Dataset excerpts:
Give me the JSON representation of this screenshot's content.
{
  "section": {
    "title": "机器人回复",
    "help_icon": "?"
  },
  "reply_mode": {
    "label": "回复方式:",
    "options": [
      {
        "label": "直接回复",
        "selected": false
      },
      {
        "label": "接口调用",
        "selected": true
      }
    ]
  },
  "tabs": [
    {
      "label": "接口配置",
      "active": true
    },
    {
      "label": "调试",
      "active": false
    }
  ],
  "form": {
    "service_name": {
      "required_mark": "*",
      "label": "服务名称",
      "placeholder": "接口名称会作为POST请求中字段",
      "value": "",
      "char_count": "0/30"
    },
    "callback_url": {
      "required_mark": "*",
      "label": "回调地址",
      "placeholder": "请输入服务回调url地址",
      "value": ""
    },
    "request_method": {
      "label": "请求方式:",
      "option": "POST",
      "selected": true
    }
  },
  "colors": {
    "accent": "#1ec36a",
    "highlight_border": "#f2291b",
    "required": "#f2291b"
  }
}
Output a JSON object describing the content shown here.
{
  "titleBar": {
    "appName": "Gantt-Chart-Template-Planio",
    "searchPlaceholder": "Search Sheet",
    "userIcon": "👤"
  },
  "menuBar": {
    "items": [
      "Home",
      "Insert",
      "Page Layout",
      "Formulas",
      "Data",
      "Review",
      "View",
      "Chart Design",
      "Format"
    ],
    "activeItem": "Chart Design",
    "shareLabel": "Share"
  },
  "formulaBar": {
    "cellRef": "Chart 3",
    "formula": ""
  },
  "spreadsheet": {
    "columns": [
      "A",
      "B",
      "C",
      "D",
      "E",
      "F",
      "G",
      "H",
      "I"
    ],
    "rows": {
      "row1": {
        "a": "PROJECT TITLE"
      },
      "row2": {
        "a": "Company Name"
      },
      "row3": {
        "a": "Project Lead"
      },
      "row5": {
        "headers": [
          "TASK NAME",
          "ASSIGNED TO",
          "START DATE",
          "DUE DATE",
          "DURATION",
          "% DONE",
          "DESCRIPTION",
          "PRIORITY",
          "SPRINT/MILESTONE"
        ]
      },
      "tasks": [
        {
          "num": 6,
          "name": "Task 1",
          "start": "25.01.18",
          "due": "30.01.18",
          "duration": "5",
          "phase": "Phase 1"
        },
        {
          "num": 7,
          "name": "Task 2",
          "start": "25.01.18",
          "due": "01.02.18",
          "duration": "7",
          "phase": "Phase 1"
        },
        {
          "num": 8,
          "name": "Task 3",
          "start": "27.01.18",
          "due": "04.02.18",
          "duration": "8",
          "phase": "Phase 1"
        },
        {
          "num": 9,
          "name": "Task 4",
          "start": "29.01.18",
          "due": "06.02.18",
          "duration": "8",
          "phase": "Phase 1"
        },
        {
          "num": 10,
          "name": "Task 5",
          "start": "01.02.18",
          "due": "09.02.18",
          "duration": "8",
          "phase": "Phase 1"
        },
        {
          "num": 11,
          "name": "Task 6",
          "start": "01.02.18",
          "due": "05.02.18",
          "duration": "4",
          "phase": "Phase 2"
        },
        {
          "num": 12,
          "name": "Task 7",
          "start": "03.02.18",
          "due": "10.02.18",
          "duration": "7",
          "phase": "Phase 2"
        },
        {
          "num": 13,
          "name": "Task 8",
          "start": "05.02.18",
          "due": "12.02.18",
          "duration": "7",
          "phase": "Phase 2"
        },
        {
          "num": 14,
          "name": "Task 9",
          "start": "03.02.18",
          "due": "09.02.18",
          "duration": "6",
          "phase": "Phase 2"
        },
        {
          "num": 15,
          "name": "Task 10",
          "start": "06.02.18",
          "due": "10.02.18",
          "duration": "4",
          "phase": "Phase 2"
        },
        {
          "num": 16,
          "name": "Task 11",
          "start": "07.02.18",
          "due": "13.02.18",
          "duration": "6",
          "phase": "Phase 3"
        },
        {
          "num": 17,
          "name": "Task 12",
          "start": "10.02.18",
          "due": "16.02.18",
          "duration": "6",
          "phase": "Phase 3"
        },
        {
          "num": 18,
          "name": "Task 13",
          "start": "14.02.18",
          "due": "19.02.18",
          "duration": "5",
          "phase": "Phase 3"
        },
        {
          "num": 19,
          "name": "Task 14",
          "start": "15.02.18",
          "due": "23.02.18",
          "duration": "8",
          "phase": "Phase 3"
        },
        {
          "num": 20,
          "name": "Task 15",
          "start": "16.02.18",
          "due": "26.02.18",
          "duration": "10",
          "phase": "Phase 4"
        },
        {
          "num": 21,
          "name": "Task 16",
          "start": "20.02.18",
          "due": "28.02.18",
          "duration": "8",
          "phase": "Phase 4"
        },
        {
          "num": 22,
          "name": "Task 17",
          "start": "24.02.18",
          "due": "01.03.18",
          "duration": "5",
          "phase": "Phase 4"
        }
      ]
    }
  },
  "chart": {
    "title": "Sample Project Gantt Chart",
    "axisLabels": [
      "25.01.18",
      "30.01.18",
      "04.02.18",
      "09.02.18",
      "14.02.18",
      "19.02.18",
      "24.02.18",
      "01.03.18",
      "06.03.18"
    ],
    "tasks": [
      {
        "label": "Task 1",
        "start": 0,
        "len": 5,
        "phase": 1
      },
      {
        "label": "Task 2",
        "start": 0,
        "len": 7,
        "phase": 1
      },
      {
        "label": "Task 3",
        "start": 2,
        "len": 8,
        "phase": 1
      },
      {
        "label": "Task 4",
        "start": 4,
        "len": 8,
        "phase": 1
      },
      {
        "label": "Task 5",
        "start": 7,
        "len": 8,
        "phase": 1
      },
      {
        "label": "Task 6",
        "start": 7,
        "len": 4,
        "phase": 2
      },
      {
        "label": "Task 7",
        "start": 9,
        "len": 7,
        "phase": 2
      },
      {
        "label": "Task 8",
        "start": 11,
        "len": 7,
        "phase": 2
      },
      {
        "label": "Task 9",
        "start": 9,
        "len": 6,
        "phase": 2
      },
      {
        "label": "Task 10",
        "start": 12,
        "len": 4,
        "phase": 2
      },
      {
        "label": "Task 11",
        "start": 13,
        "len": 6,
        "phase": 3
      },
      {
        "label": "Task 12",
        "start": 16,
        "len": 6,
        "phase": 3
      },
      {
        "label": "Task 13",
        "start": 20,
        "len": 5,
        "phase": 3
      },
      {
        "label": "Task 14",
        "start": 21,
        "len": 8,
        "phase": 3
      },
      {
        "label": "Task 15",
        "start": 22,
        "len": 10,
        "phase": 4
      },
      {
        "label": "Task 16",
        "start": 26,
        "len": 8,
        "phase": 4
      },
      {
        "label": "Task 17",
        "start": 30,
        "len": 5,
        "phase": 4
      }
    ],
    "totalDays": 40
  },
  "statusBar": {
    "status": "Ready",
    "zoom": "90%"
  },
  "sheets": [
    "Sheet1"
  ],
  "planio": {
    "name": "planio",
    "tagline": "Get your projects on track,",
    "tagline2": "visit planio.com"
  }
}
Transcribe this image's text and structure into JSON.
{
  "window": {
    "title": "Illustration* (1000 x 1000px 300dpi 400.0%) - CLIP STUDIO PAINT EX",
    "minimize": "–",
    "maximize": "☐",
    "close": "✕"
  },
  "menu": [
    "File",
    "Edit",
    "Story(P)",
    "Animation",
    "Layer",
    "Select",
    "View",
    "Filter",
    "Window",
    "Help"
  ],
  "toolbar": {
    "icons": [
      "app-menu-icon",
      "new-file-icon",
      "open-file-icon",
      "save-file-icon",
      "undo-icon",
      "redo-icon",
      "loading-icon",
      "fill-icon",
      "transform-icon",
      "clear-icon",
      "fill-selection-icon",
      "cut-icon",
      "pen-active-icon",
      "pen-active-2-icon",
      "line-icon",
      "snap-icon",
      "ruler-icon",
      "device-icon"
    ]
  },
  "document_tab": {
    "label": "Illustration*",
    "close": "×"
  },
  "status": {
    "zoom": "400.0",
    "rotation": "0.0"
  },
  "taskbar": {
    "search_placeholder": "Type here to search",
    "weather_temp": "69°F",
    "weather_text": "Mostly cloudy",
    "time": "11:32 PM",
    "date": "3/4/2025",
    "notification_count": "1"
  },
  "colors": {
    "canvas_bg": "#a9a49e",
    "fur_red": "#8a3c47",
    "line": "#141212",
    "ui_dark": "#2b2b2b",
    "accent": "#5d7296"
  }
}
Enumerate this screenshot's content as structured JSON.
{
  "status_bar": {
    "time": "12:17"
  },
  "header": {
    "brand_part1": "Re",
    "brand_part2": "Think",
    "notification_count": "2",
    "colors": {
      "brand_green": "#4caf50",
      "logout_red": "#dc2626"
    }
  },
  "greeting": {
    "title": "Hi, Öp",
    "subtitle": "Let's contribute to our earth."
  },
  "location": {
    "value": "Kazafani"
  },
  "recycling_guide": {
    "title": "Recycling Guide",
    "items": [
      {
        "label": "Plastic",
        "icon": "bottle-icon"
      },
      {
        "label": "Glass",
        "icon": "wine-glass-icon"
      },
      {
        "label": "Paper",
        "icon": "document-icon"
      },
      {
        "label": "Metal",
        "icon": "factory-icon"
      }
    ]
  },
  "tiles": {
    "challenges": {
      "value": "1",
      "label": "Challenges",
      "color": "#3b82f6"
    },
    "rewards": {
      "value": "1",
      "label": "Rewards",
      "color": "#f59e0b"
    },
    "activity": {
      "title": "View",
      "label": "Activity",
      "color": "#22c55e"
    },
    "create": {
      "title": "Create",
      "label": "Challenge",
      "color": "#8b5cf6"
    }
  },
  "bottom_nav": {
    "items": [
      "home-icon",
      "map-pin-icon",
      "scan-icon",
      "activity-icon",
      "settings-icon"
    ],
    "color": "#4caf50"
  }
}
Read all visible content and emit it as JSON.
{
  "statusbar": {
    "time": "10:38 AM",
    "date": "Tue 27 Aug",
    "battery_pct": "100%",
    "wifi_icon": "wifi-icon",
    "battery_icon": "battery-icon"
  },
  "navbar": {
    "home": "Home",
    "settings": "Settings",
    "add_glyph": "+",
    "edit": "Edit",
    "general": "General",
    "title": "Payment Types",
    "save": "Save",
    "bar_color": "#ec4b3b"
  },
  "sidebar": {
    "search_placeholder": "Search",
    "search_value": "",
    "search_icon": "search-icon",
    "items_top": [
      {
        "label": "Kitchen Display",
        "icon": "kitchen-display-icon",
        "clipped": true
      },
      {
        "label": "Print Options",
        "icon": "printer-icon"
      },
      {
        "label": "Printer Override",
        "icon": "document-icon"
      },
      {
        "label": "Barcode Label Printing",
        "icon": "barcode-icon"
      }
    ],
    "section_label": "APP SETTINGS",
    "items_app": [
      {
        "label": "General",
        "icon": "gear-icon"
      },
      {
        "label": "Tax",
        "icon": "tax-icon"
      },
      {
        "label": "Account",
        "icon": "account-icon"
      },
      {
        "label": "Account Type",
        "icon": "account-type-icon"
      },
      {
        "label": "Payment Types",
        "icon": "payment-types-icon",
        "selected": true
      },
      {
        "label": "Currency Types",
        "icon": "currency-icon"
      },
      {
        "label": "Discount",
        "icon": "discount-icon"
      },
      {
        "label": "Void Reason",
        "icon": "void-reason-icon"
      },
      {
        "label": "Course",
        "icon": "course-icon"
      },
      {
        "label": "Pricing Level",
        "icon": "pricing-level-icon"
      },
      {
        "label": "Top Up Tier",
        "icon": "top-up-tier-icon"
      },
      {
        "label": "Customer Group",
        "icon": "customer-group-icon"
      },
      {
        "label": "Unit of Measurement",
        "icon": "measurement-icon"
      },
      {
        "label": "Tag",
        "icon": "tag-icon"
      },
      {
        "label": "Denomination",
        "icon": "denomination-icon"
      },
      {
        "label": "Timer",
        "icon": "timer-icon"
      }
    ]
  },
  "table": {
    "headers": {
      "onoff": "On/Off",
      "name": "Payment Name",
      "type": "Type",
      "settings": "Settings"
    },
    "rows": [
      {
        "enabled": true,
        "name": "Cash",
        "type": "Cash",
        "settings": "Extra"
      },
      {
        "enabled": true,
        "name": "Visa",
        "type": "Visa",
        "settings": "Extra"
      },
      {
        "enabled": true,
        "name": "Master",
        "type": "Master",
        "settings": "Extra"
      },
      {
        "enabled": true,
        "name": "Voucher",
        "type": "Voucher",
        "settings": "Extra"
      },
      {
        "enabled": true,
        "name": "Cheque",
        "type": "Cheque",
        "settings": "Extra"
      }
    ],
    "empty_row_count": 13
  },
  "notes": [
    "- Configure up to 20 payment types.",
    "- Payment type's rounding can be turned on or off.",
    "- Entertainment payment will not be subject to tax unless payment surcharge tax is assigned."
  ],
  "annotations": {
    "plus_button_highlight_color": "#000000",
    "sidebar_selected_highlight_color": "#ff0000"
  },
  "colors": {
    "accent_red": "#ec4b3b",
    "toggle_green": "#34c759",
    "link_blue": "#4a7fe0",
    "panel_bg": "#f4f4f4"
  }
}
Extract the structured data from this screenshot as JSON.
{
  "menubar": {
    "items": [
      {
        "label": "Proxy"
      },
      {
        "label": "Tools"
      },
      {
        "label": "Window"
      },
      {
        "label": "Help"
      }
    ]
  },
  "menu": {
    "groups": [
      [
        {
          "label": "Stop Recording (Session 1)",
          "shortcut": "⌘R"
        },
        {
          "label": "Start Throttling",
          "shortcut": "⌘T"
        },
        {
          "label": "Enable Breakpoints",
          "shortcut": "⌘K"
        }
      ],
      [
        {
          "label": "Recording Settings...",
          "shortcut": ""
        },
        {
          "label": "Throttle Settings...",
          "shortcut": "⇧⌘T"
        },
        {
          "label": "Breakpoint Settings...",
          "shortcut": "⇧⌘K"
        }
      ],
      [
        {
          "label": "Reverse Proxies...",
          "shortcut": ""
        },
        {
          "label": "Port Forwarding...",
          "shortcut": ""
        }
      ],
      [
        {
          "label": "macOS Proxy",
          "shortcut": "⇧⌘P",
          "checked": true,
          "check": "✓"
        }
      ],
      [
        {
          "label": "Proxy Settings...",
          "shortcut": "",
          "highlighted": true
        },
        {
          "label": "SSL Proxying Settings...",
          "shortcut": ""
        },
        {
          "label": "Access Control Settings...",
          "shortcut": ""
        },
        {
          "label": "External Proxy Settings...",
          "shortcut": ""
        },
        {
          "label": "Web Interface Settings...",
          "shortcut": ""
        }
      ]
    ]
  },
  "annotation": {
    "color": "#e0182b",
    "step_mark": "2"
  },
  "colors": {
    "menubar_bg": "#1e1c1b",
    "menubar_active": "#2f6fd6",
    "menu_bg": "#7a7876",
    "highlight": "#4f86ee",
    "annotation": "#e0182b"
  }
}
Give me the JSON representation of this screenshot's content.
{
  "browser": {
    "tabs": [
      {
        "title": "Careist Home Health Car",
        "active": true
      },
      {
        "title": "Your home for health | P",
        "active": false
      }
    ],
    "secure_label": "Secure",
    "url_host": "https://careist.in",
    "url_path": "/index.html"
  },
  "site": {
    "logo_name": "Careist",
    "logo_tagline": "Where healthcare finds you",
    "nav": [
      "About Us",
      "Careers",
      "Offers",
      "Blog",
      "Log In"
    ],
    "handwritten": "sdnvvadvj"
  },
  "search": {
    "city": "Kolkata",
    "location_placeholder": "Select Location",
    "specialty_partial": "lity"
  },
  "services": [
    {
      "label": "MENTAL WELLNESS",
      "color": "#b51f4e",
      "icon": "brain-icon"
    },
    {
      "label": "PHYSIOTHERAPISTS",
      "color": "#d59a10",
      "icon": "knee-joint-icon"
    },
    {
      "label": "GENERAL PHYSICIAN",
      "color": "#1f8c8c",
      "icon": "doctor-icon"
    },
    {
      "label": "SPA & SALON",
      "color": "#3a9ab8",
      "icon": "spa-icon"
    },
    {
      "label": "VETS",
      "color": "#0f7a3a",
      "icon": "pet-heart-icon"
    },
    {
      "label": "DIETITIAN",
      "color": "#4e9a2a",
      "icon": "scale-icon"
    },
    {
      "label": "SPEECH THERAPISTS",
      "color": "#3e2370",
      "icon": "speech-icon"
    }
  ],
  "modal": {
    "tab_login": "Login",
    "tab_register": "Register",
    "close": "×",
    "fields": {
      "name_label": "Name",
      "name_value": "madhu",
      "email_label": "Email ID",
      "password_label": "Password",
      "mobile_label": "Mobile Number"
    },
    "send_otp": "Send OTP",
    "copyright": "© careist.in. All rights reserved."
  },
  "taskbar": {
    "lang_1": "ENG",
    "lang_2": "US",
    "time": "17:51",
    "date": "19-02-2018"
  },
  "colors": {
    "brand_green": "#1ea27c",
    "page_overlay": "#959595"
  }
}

EXERCISE GOAL:
Collect, from the material above, every line containing the word "Illustration".

COMPLETED TASK:
    "title": "Illustration* (1000 x 1000px 300dpi 400.0%) - CLIP STUDIO PAINT EX",
    "label": "Illustration*",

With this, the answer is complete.